## Dataset
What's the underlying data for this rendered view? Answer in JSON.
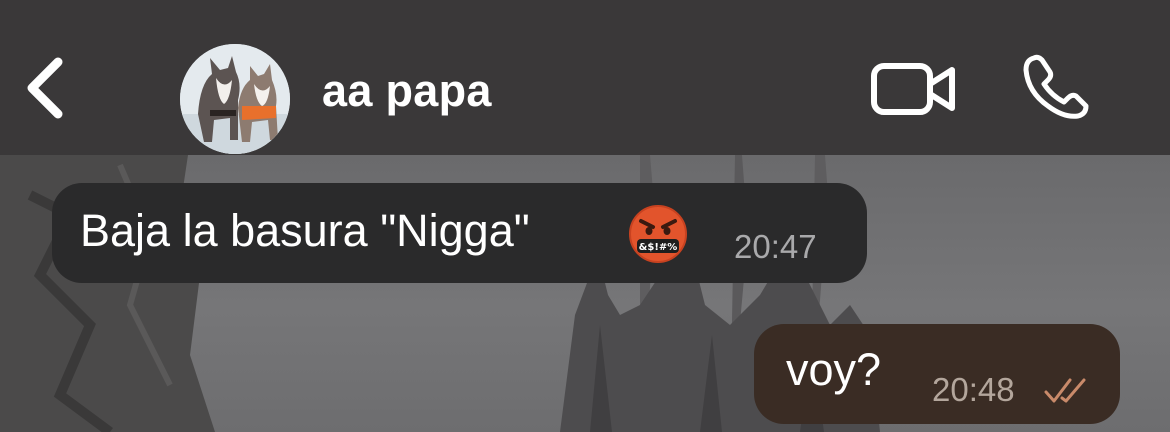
{
  "header": {
    "contact_name": "aa papa",
    "back_icon": "chevron-left-icon",
    "video_icon": "video-camera-icon",
    "call_icon": "phone-icon",
    "avatar_description": "husky dogs profile photo"
  },
  "messages": [
    {
      "direction": "incoming",
      "text": "Baja la basura \"Nigga\"",
      "emoji": "face-with-symbols-on-mouth",
      "time": "20:47"
    },
    {
      "direction": "outgoing",
      "text": "voy?",
      "time": "20:48",
      "status_icon": "double-check-icon"
    }
  ],
  "colors": {
    "header_bg": "#3a3839",
    "incoming_bubble": "#2a2a2b",
    "outgoing_bubble": "#3a2c24",
    "tick_color": "#c98a6a",
    "emoji_face": "#e2542c"
  }
}
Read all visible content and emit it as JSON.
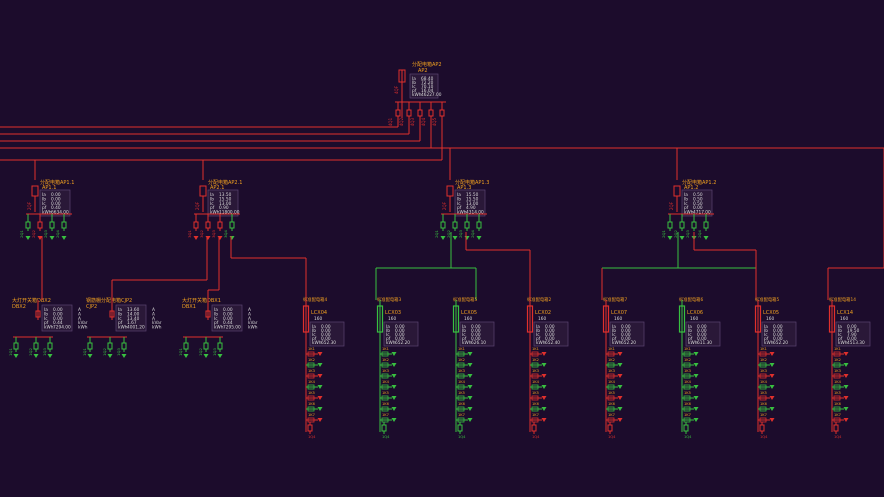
{
  "colors": {
    "background": "#1c0c2c",
    "energized": "#e0302c",
    "deenergized": "#38c040",
    "label": "#f0a020",
    "value": "#d8d8d8",
    "panel": "#2a1838"
  },
  "main_panel": {
    "name": "分配电箱AP2",
    "id": "AP2",
    "rows": [
      {
        "k": "Ia",
        "v": "68.40"
      },
      {
        "k": "Ib",
        "v": "72.20"
      },
      {
        "k": "Ic",
        "v": "70.10"
      },
      {
        "k": "pf",
        "v": "16.04"
      },
      {
        "k": "kWh",
        "v": "46227.00"
      }
    ],
    "breakers": [
      "4Q1",
      "4Q2",
      "4Q3",
      "4Q4",
      "4Q5"
    ]
  },
  "sub_panels": [
    {
      "name": "分配电箱AP1.1",
      "id": "AP1.1",
      "rows": [
        {
          "k": "Ia",
          "v": "0.00"
        },
        {
          "k": "Ib",
          "v": "0.00"
        },
        {
          "k": "Ic",
          "v": "0.00"
        },
        {
          "k": "pf",
          "v": "0.40"
        },
        {
          "k": "kWh",
          "v": "6634.00"
        }
      ],
      "breakers": [
        "2Q1",
        "2Q2",
        "2Q3",
        "2Q4"
      ]
    },
    {
      "name": "分配电箱AP2.1",
      "id": "AP2.1",
      "rows": [
        {
          "k": "Ia",
          "v": "13.50"
        },
        {
          "k": "Ib",
          "v": "15.50"
        },
        {
          "k": "Ic",
          "v": "13.00"
        },
        {
          "k": "pf",
          "v": "0.90"
        },
        {
          "k": "kWh",
          "v": "11800.00"
        }
      ],
      "breakers": [
        "3Q1",
        "3Q2",
        "3Q3",
        "3Q4"
      ]
    },
    {
      "name": "分配电箱AP1.3",
      "id": "AP1.3",
      "rows": [
        {
          "k": "Ia",
          "v": "15.50"
        },
        {
          "k": "Ib",
          "v": "15.50"
        },
        {
          "k": "Ic",
          "v": "13.00"
        },
        {
          "k": "pf",
          "v": "4.90"
        },
        {
          "k": "kWh",
          "v": "4314.00"
        }
      ],
      "breakers": [
        "2Q1",
        "2Q2",
        "2Q3",
        "2Q4"
      ]
    },
    {
      "name": "分配电箱AP1.2",
      "id": "AP1.2",
      "rows": [
        {
          "k": "Ia",
          "v": "0.50"
        },
        {
          "k": "Ib",
          "v": "0.50"
        },
        {
          "k": "Ic",
          "v": "0.50"
        },
        {
          "k": "pf",
          "v": "0.00"
        },
        {
          "k": "kWh",
          "v": "4717.00"
        }
      ],
      "breakers": [
        "2Q1",
        "2Q2",
        "2Q3",
        "2Q4"
      ]
    }
  ],
  "boxes": [
    {
      "name": "大灯开关箱DBX2",
      "id": "DBX2",
      "rows": [
        {
          "k": "Ia",
          "v": "0.00"
        },
        {
          "k": "Ib",
          "v": "0.00"
        },
        {
          "k": "Ic",
          "v": "0.00"
        },
        {
          "k": "pf",
          "v": "0.44"
        },
        {
          "k": "kWh",
          "v": "7294.00"
        }
      ],
      "units": [
        "A",
        "A",
        "A",
        "kVar",
        "kWh"
      ],
      "breakers": [
        "1Q1",
        "1Q2",
        "1Q3"
      ]
    },
    {
      "name": "钢筋棚分配电箱CJP2",
      "id": "CJP2",
      "rows": [
        {
          "k": "Ia",
          "v": "13.60"
        },
        {
          "k": "Ib",
          "v": "14.00"
        },
        {
          "k": "Ic",
          "v": "13.40"
        },
        {
          "k": "pf",
          "v": "1.67"
        },
        {
          "k": "kWh",
          "v": "4001.20"
        }
      ],
      "units": [
        "A",
        "A",
        "A",
        "kVar",
        "kWh"
      ],
      "breakers": [
        "1Q1",
        "1Q2",
        "1Q3"
      ]
    },
    {
      "name": "大灯开关箱DBX1",
      "id": "DBX1",
      "rows": [
        {
          "k": "Ia",
          "v": "0.00"
        },
        {
          "k": "Ib",
          "v": "0.00"
        },
        {
          "k": "Ic",
          "v": "0.00"
        },
        {
          "k": "pf",
          "v": "0.44"
        },
        {
          "k": "kWh",
          "v": "7295.00"
        }
      ],
      "units": [
        "A",
        "A",
        "A",
        "kVar",
        "kWh"
      ],
      "breakers": [
        "1Q1",
        "1Q2",
        "1Q3"
      ]
    }
  ],
  "cabinets": [
    {
      "name": "标准配电箱4",
      "id": "LCX04",
      "rating": "160",
      "energized": true,
      "rows": [
        {
          "k": "Ia",
          "v": "0.00"
        },
        {
          "k": "Ib",
          "v": "0.00"
        },
        {
          "k": "Ic",
          "v": "0.00"
        },
        {
          "k": "pf",
          "v": "0.00"
        },
        {
          "k": "kWh",
          "v": "652.30"
        }
      ],
      "outputs": [
        "1K1",
        "1K2",
        "1K3",
        "1K4",
        "1K5",
        "1K6",
        "1K7"
      ],
      "tail": "1Q4"
    },
    {
      "name": "标准配电箱3",
      "id": "LCX03",
      "rating": "160",
      "energized": false,
      "rows": [
        {
          "k": "Ia",
          "v": "0.00"
        },
        {
          "k": "Ib",
          "v": "0.00"
        },
        {
          "k": "Ic",
          "v": "0.00"
        },
        {
          "k": "pf",
          "v": "0.00"
        },
        {
          "k": "kWh",
          "v": "652.20"
        }
      ],
      "outputs": [
        "1K1",
        "1K2",
        "1K3",
        "1K4",
        "1K5",
        "1K6",
        "1K7"
      ],
      "tail": "1Q4"
    },
    {
      "name": "标准配电箱5",
      "id": "LCX05",
      "rating": "160",
      "energized": false,
      "rows": [
        {
          "k": "Ia",
          "v": "0.00"
        },
        {
          "k": "Ib",
          "v": "0.00"
        },
        {
          "k": "Ic",
          "v": "0.00"
        },
        {
          "k": "pf",
          "v": "0.00"
        },
        {
          "k": "kWh",
          "v": "626.10"
        }
      ],
      "outputs": [
        "1K1",
        "1K2",
        "1K3",
        "1K4",
        "1K5",
        "1K6",
        "1K7"
      ],
      "tail": "1Q4"
    },
    {
      "name": "标准配电箱2",
      "id": "LCX02",
      "rating": "160",
      "energized": true,
      "rows": [
        {
          "k": "Ia",
          "v": "0.00"
        },
        {
          "k": "Ib",
          "v": "0.00"
        },
        {
          "k": "Ic",
          "v": "0.00"
        },
        {
          "k": "pf",
          "v": "0.00"
        },
        {
          "k": "kWh",
          "v": "652.40"
        }
      ],
      "outputs": [
        "1K1",
        "1K2",
        "1K3",
        "1K4",
        "1K5",
        "1K6",
        "1K7"
      ],
      "tail": "1Q4"
    },
    {
      "name": "标准配电箱7",
      "id": "LCX07",
      "rating": "160",
      "energized": true,
      "rows": [
        {
          "k": "Ia",
          "v": "0.00"
        },
        {
          "k": "Ib",
          "v": "0.00"
        },
        {
          "k": "Ic",
          "v": "0.00"
        },
        {
          "k": "pf",
          "v": "0.00"
        },
        {
          "k": "kWh",
          "v": "652.20"
        }
      ],
      "outputs": [
        "1K1",
        "1K2",
        "1K3",
        "1K4",
        "1K5",
        "1K6",
        "1K7"
      ],
      "tail": "1Q4"
    },
    {
      "name": "标准配电箱6",
      "id": "LCX06",
      "rating": "160",
      "energized": false,
      "rows": [
        {
          "k": "Ia",
          "v": "0.00"
        },
        {
          "k": "Ib",
          "v": "0.00"
        },
        {
          "k": "Ic",
          "v": "0.00"
        },
        {
          "k": "pf",
          "v": "0.00"
        },
        {
          "k": "kWh",
          "v": "611.30"
        }
      ],
      "outputs": [
        "1K1",
        "1K2",
        "1K3",
        "1K4",
        "1K5",
        "1K6",
        "1K7"
      ],
      "tail": "1Q4"
    },
    {
      "name": "标准配电箱5",
      "id": "LCX05",
      "rating": "160",
      "energized": true,
      "rows": [
        {
          "k": "Ia",
          "v": "0.00"
        },
        {
          "k": "Ib",
          "v": "0.00"
        },
        {
          "k": "Ic",
          "v": "0.00"
        },
        {
          "k": "pf",
          "v": "0.00"
        },
        {
          "k": "kWh",
          "v": "652.20"
        }
      ],
      "outputs": [
        "1K1",
        "1K2",
        "1K3",
        "1K4",
        "1K5",
        "1K6",
        "1K7"
      ],
      "tail": "1Q4"
    },
    {
      "name": "标准配电箱14",
      "id": "LCX14",
      "rating": "160",
      "energized": true,
      "rows": [
        {
          "k": "Ia",
          "v": "0.00"
        },
        {
          "k": "Ib",
          "v": "19.50"
        },
        {
          "k": "Ic",
          "v": "7.90"
        },
        {
          "k": "pf",
          "v": "0.00"
        },
        {
          "k": "kWh",
          "v": "4513.30"
        }
      ],
      "outputs": [
        "1K1",
        "1K2",
        "1K3",
        "1K4",
        "1K5",
        "1K6",
        "1K7"
      ],
      "tail": "1Q4"
    }
  ]
}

## What is expected
Gather every line from the listing above in which the word "direction" appears.

## Completed task
      "direction": "incoming",
      "direction": "outgoing",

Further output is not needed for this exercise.